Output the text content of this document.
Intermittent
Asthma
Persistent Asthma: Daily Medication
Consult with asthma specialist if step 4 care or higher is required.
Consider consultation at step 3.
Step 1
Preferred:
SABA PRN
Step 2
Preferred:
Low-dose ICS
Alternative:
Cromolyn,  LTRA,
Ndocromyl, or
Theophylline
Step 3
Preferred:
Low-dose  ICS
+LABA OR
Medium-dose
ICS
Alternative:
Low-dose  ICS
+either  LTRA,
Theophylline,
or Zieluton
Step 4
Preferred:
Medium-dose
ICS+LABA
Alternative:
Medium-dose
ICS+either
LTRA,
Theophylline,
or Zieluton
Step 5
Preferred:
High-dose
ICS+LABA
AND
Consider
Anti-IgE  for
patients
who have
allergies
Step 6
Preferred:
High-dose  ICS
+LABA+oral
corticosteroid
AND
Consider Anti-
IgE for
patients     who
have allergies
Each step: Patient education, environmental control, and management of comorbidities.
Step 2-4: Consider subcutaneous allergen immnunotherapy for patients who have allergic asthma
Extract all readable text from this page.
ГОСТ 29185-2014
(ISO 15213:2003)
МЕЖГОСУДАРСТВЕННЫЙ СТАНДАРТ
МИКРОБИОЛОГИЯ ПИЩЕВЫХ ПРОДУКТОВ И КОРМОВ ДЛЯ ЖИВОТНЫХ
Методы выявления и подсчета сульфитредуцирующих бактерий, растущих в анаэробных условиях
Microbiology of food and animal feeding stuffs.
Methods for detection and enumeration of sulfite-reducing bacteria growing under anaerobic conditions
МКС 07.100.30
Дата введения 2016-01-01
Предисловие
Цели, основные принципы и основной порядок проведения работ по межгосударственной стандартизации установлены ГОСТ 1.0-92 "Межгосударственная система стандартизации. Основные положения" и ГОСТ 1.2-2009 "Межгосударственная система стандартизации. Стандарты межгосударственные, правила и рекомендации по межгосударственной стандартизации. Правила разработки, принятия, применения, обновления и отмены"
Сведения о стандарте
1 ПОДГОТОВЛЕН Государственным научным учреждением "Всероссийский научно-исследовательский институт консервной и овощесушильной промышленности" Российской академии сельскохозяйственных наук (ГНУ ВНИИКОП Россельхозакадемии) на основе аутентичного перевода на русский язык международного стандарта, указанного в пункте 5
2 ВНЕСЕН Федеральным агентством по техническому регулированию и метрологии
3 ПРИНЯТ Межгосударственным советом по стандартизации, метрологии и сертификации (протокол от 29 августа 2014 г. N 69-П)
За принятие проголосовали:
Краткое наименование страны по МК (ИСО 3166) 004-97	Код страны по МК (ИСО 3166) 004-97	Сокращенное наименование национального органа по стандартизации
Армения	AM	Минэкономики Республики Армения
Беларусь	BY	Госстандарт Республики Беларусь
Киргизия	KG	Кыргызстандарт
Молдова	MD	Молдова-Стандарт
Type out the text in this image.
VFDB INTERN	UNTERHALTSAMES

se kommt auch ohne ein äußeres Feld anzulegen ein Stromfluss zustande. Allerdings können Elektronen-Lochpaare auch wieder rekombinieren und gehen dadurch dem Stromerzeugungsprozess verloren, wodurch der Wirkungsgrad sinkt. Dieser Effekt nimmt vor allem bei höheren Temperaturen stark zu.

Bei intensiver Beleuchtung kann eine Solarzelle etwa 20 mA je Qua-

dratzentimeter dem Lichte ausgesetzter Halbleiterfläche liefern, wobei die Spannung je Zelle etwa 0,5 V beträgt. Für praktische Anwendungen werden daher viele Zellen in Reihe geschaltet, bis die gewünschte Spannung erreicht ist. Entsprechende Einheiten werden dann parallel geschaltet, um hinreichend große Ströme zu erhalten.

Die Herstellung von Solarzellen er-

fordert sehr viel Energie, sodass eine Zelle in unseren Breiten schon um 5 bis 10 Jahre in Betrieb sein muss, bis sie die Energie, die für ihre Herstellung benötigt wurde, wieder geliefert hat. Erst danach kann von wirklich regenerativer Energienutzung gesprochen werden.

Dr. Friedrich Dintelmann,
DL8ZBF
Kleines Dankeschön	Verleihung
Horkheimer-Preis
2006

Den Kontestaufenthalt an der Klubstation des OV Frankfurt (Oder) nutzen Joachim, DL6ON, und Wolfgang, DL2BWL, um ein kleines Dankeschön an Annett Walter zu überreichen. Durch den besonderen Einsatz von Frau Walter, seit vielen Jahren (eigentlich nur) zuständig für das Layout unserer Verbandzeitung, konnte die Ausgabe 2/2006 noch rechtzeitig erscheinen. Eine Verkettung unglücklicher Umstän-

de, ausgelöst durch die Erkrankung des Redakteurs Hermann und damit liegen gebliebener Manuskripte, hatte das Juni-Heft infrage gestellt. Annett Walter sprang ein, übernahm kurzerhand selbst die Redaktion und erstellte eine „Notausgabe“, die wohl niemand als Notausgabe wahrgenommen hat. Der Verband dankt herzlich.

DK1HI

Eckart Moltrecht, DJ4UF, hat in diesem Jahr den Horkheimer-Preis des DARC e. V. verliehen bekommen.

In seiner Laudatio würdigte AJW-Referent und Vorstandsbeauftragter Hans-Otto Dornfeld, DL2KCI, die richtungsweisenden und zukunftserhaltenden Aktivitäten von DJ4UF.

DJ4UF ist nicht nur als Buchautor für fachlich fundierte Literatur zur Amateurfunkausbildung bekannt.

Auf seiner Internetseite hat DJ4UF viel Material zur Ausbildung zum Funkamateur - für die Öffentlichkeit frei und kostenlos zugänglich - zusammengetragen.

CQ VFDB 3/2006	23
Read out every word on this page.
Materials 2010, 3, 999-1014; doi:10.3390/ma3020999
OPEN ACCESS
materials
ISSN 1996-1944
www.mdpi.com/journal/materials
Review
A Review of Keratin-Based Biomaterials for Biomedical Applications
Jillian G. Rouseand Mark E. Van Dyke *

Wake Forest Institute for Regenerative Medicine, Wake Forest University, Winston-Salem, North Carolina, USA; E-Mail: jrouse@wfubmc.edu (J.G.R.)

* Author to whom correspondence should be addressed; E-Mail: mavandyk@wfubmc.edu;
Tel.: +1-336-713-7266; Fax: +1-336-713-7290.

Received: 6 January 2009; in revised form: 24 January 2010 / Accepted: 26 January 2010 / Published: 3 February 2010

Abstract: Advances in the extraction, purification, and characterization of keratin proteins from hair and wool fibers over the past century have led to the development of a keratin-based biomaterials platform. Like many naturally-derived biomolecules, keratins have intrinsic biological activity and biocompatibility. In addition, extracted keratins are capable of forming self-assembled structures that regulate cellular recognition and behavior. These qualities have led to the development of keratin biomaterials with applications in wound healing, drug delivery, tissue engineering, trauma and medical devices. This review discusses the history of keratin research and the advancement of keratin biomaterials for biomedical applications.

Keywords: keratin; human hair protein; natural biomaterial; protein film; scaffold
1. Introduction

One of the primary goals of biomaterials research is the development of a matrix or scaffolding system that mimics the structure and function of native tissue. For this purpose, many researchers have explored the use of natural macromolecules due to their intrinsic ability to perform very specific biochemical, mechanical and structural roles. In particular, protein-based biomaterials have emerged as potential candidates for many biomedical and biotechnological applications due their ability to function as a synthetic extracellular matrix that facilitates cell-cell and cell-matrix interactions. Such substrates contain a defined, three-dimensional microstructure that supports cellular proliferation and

- - -

**AIM OF THE EXERCISE:** Nothing may be dropped or altered; repeat every record in full.

**RESPONSE AREA:**
Output the text content of this document.
Intermittent
Asthma
Persistent Asthma: Daily Medication
Consult with asthma specialist if step 4 care or higher is required.
Consider consultation at step 3.
Step 1
Preferred:
SABA PRN
Step 2
Preferred:
Low-dose ICS
Alternative:
Cromolyn,  LTRA,
Ndocromyl, or
Theophylline
Step 3
Preferred:
Low-dose  ICS
+LABA OR
Medium-dose
ICS
Alternative:
Low-dose  ICS
+either  LTRA,
Theophylline,
or Zieluton
Step 4
Preferred:
Medium-dose
ICS+LABA
Alternative:
Medium-dose
ICS+either
LTRA,
Theophylline,
or Zieluton
Step 5
Preferred:
High-dose
ICS+LABA
AND
Consider
Anti-IgE  for
patients
who have
allergies
Step 6
Preferred:
High-dose  ICS
+LABA+oral
corticosteroid
AND
Consider Anti-
IgE for
patients     who
have allergies
Each step: Patient education, environmental control, and management of comorbidities.
Step 2-4: Consider subcutaneous allergen immnunotherapy for patients who have allergic asthma
Extract all readable text from this page.
ГОСТ 29185-2014
(ISO 15213:2003)
МЕЖГОСУДАРСТВЕННЫЙ СТАНДАРТ
МИКРОБИОЛОГИЯ ПИЩЕВЫХ ПРОДУКТОВ И КОРМОВ ДЛЯ ЖИВОТНЫХ
Методы выявления и подсчета сульфитредуцирующих бактерий, растущих в анаэробных условиях
Microbiology of food and animal feeding stuffs.
Methods for detection and enumeration of sulfite-reducing bacteria growing under anaerobic conditions
МКС 07.100.30
Дата введения 2016-01-01
Предисловие
Цели, основные принципы и основной порядок проведения работ по межгосударственной стандартизации установлены ГОСТ 1.0-92 "Межгосударственная система стандартизации. Основные положения" и ГОСТ 1.2-2009 "Межгосударственная система стандартизации. Стандарты межгосударственные, правила и рекомендации по межгосударственной стандартизации. Правила разработки, принятия, применения, обновления и отмены"
Сведения о стандарте
1 ПОДГОТОВЛЕН Государственным научным учреждением "Всероссийский научно-исследовательский институт консервной и овощесушильной промышленности" Российской академии сельскохозяйственных наук (ГНУ ВНИИКОП Россельхозакадемии) на основе аутентичного перевода на русский язык международного стандарта, указанного в пункте 5
2 ВНЕСЕН Федеральным агентством по техническому регулированию и метрологии
3 ПРИНЯТ Межгосударственным советом по стандартизации, метрологии и сертификации (протокол от 29 августа 2014 г. N 69-П)
За принятие проголосовали:
Краткое наименование страны по МК (ИСО 3166) 004-97	Код страны по МК (ИСО 3166) 004-97	Сокращенное наименование национального органа по стандартизации
Армения	AM	Минэкономики Республики Армения
Беларусь	BY	Госстандарт Республики Беларусь
Киргизия	KG	Кыргызстандарт
Молдова	MD	Молдова-Стандарт
Type out the text in this image.
VFDB INTERN	UNTERHALTSAMES

se kommt auch ohne ein äußeres Feld anzulegen ein Stromfluss zustande. Allerdings können Elektronen-Lochpaare auch wieder rekombinieren und gehen dadurch dem Stromerzeugungsprozess verloren, wodurch der Wirkungsgrad sinkt. Dieser Effekt nimmt vor allem bei höheren Temperaturen stark zu.

Bei intensiver Beleuchtung kann eine Solarzelle etwa 20 mA je Qua-

dratzentimeter dem Lichte ausgesetzter Halbleiterfläche liefern, wobei die Spannung je Zelle etwa 0,5 V beträgt. Für praktische Anwendungen werden daher viele Zellen in Reihe geschaltet, bis die gewünschte Spannung erreicht ist. Entsprechende Einheiten werden dann parallel geschaltet, um hinreichend große Ströme zu erhalten.

Die Herstellung von Solarzellen er-

fordert sehr viel Energie, sodass eine Zelle in unseren Breiten schon um 5 bis 10 Jahre in Betrieb sein muss, bis sie die Energie, die für ihre Herstellung benötigt wurde, wieder geliefert hat. Erst danach kann von wirklich regenerativer Energienutzung gesprochen werden.

Dr. Friedrich Dintelmann,
DL8ZBF
Kleines Dankeschön	Verleihung
Horkheimer-Preis
2006

Den Kontestaufenthalt an der Klubstation des OV Frankfurt (Oder) nutzen Joachim, DL6ON, und Wolfgang, DL2BWL, um ein kleines Dankeschön an Annett Walter zu überreichen. Durch den besonderen Einsatz von Frau Walter, seit vielen Jahren (eigentlich nur) zuständig für das Layout unserer Verbandzeitung, konnte die Ausgabe 2/2006 noch rechtzeitig erscheinen. Eine Verkettung unglücklicher Umstän-

de, ausgelöst durch die Erkrankung des Redakteurs Hermann und damit liegen gebliebener Manuskripte, hatte das Juni-Heft infrage gestellt. Annett Walter sprang ein, übernahm kurzerhand selbst die Redaktion und erstellte eine „Notausgabe“, die wohl niemand als Notausgabe wahrgenommen hat. Der Verband dankt herzlich.

DK1HI

Eckart Moltrecht, DJ4UF, hat in diesem Jahr den Horkheimer-Preis des DARC e. V. verliehen bekommen.

In seiner Laudatio würdigte AJW-Referent und Vorstandsbeauftragter Hans-Otto Dornfeld, DL2KCI, die richtungsweisenden und zukunftserhaltenden Aktivitäten von DJ4UF.

DJ4UF ist nicht nur als Buchautor für fachlich fundierte Literatur zur Amateurfunkausbildung bekannt.

Auf seiner Internetseite hat DJ4UF viel Material zur Ausbildung zum Funkamateur - für die Öffentlichkeit frei und kostenlos zugänglich - zusammengetragen.

CQ VFDB 3/2006	23
Read out every word on this page.
Materials 2010, 3, 999-1014; doi:10.3390/ma3020999
OPEN ACCESS
materials
ISSN 1996-1944
www.mdpi.com/journal/materials
Review
A Review of Keratin-Based Biomaterials for Biomedical Applications
Jillian G. Rouseand Mark E. Van Dyke *

Wake Forest Institute for Regenerative Medicine, Wake Forest University, Winston-Salem, North Carolina, USA; E-Mail: jrouse@wfubmc.edu (J.G.R.)

* Author to whom correspondence should be addressed; E-Mail: mavandyk@wfubmc.edu;
Tel.: +1-336-713-7266; Fax: +1-336-713-7290.

Received: 6 January 2009; in revised form: 24 January 2010 / Accepted: 26 January 2010 / Published: 3 February 2010

Abstract: Advances in the extraction, purification, and characterization of keratin proteins from hair and wool fibers over the past century have led to the development of a keratin-based biomaterials platform. Like many naturally-derived biomolecules, keratins have intrinsic biological activity and biocompatibility. In addition, extracted keratins are capable of forming self-assembled structures that regulate cellular recognition and behavior. These qualities have led to the development of keratin biomaterials with applications in wound healing, drug delivery, tissue engineering, trauma and medical devices. This review discusses the history of keratin research and the advancement of keratin biomaterials for biomedical applications.

Keywords: keratin; human hair protein; natural biomaterial; protein film; scaffold
1. Introduction

One of the primary goals of biomaterials research is the development of a matrix or scaffolding system that mimics the structure and function of native tissue. For this purpose, many researchers have explored the use of natural macromolecules due to their intrinsic ability to perform very specific biochemical, mechanical and structural roles. In particular, protein-based biomaterials have emerged as potential candidates for many biomedical and biotechnological applications due their ability to function as a synthetic extracellular matrix that facilitates cell-cell and cell-matrix interactions. Such substrates contain a defined, three-dimensional microstructure that supports cellular proliferation and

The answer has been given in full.